■ **EXERCISE INSTRUCTIONS**
Restate the entire listing word for word.

___ GIVEN DATA ___

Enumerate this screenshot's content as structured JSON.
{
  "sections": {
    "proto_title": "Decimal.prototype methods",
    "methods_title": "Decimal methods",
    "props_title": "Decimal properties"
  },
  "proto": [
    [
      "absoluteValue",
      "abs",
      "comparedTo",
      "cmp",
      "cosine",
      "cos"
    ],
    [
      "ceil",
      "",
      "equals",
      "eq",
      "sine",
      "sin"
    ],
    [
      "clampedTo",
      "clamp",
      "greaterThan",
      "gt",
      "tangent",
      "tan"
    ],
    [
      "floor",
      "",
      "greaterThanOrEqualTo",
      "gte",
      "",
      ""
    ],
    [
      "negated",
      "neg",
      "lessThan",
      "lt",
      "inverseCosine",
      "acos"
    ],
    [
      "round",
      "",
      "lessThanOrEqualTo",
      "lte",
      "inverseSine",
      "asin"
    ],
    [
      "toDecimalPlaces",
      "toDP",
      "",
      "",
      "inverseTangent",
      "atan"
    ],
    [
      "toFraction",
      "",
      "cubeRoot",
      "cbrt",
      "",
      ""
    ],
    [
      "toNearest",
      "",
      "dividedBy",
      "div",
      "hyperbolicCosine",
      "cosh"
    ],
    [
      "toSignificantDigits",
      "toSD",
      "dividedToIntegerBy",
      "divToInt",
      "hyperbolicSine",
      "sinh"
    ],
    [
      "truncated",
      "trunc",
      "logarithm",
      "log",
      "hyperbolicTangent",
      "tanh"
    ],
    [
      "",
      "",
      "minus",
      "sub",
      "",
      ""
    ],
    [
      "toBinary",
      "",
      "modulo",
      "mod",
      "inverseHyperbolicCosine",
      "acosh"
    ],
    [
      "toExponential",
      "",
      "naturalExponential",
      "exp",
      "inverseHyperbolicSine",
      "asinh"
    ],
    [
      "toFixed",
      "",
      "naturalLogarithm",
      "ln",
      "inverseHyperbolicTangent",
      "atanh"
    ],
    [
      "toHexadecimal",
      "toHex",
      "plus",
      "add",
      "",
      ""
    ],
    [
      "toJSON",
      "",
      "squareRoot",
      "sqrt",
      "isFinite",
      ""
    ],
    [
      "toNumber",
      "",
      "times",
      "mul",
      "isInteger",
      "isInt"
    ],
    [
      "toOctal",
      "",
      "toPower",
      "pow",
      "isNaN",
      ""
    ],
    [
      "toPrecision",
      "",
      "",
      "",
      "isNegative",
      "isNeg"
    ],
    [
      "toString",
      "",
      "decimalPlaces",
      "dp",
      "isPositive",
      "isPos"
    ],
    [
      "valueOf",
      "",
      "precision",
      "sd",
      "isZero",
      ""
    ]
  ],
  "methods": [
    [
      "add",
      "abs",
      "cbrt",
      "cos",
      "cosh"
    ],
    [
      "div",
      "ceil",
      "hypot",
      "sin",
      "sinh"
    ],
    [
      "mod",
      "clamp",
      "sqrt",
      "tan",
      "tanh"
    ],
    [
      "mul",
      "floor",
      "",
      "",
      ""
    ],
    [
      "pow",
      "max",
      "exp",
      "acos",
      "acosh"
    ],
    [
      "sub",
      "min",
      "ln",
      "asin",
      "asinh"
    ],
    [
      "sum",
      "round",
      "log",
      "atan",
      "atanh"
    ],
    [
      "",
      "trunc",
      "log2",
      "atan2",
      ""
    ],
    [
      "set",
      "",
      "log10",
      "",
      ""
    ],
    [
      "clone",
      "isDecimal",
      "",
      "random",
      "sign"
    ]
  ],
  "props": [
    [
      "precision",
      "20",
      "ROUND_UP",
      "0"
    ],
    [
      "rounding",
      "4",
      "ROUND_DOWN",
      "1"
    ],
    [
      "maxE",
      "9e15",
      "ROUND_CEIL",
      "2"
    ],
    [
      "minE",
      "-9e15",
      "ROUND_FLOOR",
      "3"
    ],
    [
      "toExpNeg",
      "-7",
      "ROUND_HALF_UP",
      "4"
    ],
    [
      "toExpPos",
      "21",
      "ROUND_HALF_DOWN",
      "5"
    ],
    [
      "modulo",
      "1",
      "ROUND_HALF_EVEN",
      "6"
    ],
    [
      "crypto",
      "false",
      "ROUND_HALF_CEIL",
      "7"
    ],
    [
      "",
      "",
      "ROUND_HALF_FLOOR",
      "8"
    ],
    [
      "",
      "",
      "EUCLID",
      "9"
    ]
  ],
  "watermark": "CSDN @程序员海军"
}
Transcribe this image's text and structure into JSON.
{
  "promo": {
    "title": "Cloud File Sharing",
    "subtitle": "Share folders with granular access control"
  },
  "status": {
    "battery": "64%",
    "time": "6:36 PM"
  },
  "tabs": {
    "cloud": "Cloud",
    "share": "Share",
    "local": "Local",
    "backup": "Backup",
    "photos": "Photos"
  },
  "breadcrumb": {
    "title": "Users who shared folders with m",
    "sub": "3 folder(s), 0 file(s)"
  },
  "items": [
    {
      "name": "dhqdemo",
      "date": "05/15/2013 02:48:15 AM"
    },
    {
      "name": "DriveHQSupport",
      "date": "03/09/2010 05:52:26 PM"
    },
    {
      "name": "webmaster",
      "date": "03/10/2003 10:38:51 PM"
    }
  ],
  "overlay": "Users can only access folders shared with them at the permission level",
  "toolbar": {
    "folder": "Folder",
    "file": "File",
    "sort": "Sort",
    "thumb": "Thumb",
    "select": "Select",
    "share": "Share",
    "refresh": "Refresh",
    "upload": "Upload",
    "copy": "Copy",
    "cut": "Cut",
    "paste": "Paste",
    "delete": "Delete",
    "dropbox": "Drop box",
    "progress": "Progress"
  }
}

___

■ **OUTPUT FOR THIS TASK**
Enumerate this screenshot's content as structured JSON.
{
  "sections": {
    "proto_title": "Decimal.prototype methods",
    "methods_title": "Decimal methods",
    "props_title": "Decimal properties"
  },
  "proto": [
    [
      "absoluteValue",
      "abs",
      "comparedTo",
      "cmp",
      "cosine",
      "cos"
    ],
    [
      "ceil",
      "",
      "equals",
      "eq",
      "sine",
      "sin"
    ],
    [
      "clampedTo",
      "clamp",
      "greaterThan",
      "gt",
      "tangent",
      "tan"
    ],
    [
      "floor",
      "",
      "greaterThanOrEqualTo",
      "gte",
      "",
      ""
    ],
    [
      "negated",
      "neg",
      "lessThan",
      "lt",
      "inverseCosine",
      "acos"
    ],
    [
      "round",
      "",
      "lessThanOrEqualTo",
      "lte",
      "inverseSine",
      "asin"
    ],
    [
      "toDecimalPlaces",
      "toDP",
      "",
      "",
      "inverseTangent",
      "atan"
    ],
    [
      "toFraction",
      "",
      "cubeRoot",
      "cbrt",
      "",
      ""
    ],
    [
      "toNearest",
      "",
      "dividedBy",
      "div",
      "hyperbolicCosine",
      "cosh"
    ],
    [
      "toSignificantDigits",
      "toSD",
      "dividedToIntegerBy",
      "divToInt",
      "hyperbolicSine",
      "sinh"
    ],
    [
      "truncated",
      "trunc",
      "logarithm",
      "log",
      "hyperbolicTangent",
      "tanh"
    ],
    [
      "",
      "",
      "minus",
      "sub",
      "",
      ""
    ],
    [
      "toBinary",
      "",
      "modulo",
      "mod",
      "inverseHyperbolicCosine",
      "acosh"
    ],
    [
      "toExponential",
      "",
      "naturalExponential",
      "exp",
      "inverseHyperbolicSine",
      "asinh"
    ],
    [
      "toFixed",
      "",
      "naturalLogarithm",
      "ln",
      "inverseHyperbolicTangent",
      "atanh"
    ],
    [
      "toHexadecimal",
      "toHex",
      "plus",
      "add",
      "",
      ""
    ],
    [
      "toJSON",
      "",
      "squareRoot",
      "sqrt",
      "isFinite",
      ""
    ],
    [
      "toNumber",
      "",
      "times",
      "mul",
      "isInteger",
      "isInt"
    ],
    [
      "toOctal",
      "",
      "toPower",
      "pow",
      "isNaN",
      ""
    ],
    [
      "toPrecision",
      "",
      "",
      "",
      "isNegative",
      "isNeg"
    ],
    [
      "toString",
      "",
      "decimalPlaces",
      "dp",
      "isPositive",
      "isPos"
    ],
    [
      "valueOf",
      "",
      "precision",
      "sd",
      "isZero",
      ""
    ]
  ],
  "methods": [
    [
      "add",
      "abs",
      "cbrt",
      "cos",
      "cosh"
    ],
    [
      "div",
      "ceil",
      "hypot",
      "sin",
      "sinh"
    ],
    [
      "mod",
      "clamp",
      "sqrt",
      "tan",
      "tanh"
    ],
    [
      "mul",
      "floor",
      "",
      "",
      ""
    ],
    [
      "pow",
      "max",
      "exp",
      "acos",
      "acosh"
    ],
    [
      "sub",
      "min",
      "ln",
      "asin",
      "asinh"
    ],
    [
      "sum",
      "round",
      "log",
      "atan",
      "atanh"
    ],
    [
      "",
      "trunc",
      "log2",
      "atan2",
      ""
    ],
    [
      "set",
      "",
      "log10",
      "",
      ""
    ],
    [
      "clone",
      "isDecimal",
      "",
      "random",
      "sign"
    ]
  ],
  "props": [
    [
      "precision",
      "20",
      "ROUND_UP",
      "0"
    ],
    [
      "rounding",
      "4",
      "ROUND_DOWN",
      "1"
    ],
    [
      "maxE",
      "9e15",
      "ROUND_CEIL",
      "2"
    ],
    [
      "minE",
      "-9e15",
      "ROUND_FLOOR",
      "3"
    ],
    [
      "toExpNeg",
      "-7",
      "ROUND_HALF_UP",
      "4"
    ],
    [
      "toExpPos",
      "21",
      "ROUND_HALF_DOWN",
      "5"
    ],
    [
      "modulo",
      "1",
      "ROUND_HALF_EVEN",
      "6"
    ],
    [
      "crypto",
      "false",
      "ROUND_HALF_CEIL",
      "7"
    ],
    [
      "",
      "",
      "ROUND_HALF_FLOOR",
      "8"
    ],
    [
      "",
      "",
      "EUCLID",
      "9"
    ]
  ],
  "watermark": "CSDN @程序员海军"
}
Transcribe this image's text and structure into JSON.
{
  "promo": {
    "title": "Cloud File Sharing",
    "subtitle": "Share folders with granular access control"
  },
  "status": {
    "battery": "64%",
    "time": "6:36 PM"
  },
  "tabs": {
    "cloud": "Cloud",
    "share": "Share",
    "local": "Local",
    "backup": "Backup",
    "photos": "Photos"
  },
  "breadcrumb": {
    "title": "Users who shared folders with m",
    "sub": "3 folder(s), 0 file(s)"
  },
  "items": [
    {
      "name": "dhqdemo",
      "date": "05/15/2013 02:48:15 AM"
    },
    {
      "name": "DriveHQSupport",
      "date": "03/09/2010 05:52:26 PM"
    },
    {
      "name": "webmaster",
      "date": "03/10/2003 10:38:51 PM"
    }
  ],
  "overlay": "Users can only access folders shared with them at the permission level",
  "toolbar": {
    "folder": "Folder",
    "file": "File",
    "sort": "Sort",
    "thumb": "Thumb",
    "select": "Select",
    "share": "Share",
    "refresh": "Refresh",
    "upload": "Upload",
    "copy": "Copy",
    "cut": "Cut",
    "paste": "Paste",
    "delete": "Delete",
    "dropbox": "Drop box",
    "progress": "Progress"
  }
}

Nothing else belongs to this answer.